**Stated task**
Keep the images out and copy every entry below exactly.

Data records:
※ ※ ※
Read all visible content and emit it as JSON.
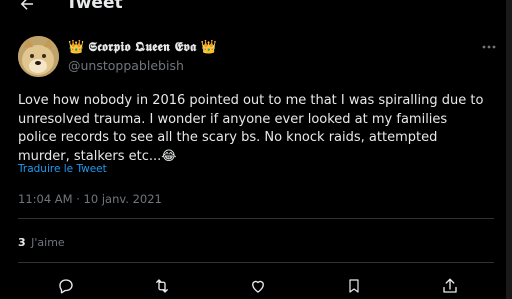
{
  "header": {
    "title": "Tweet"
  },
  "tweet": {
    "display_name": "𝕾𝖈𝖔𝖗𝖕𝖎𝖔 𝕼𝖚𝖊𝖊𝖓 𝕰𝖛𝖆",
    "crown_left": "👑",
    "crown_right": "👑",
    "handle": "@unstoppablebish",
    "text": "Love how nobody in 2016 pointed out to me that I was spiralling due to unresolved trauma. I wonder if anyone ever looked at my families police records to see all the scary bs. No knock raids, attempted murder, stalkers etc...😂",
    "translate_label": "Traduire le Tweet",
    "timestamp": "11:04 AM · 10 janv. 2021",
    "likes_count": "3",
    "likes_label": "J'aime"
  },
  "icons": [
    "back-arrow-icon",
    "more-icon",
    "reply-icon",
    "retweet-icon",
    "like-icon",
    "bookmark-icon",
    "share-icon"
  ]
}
※ ※ ※
**Result**
Read all visible content and emit it as JSON.
{
  "header": {
    "title": "Tweet"
  },
  "tweet": {
    "display_name": "𝕾𝖈𝖔𝖗𝖕𝖎𝖔 𝕼𝖚𝖊𝖊𝖓 𝕰𝖛𝖆",
    "crown_left": "👑",
    "crown_right": "👑",
    "handle": "@unstoppablebish",
    "text": "Love how nobody in 2016 pointed out to me that I was spiralling due to unresolved trauma. I wonder if anyone ever looked at my families police records to see all the scary bs. No knock raids, attempted murder, stalkers etc...😂",
    "translate_label": "Traduire le Tweet",
    "timestamp": "11:04 AM · 10 janv. 2021",
    "likes_count": "3",
    "likes_label": "J'aime"
  },
  "icons": [
    "back-arrow-icon",
    "more-icon",
    "reply-icon",
    "retweet-icon",
    "like-icon",
    "bookmark-icon",
    "share-icon"
  ]
}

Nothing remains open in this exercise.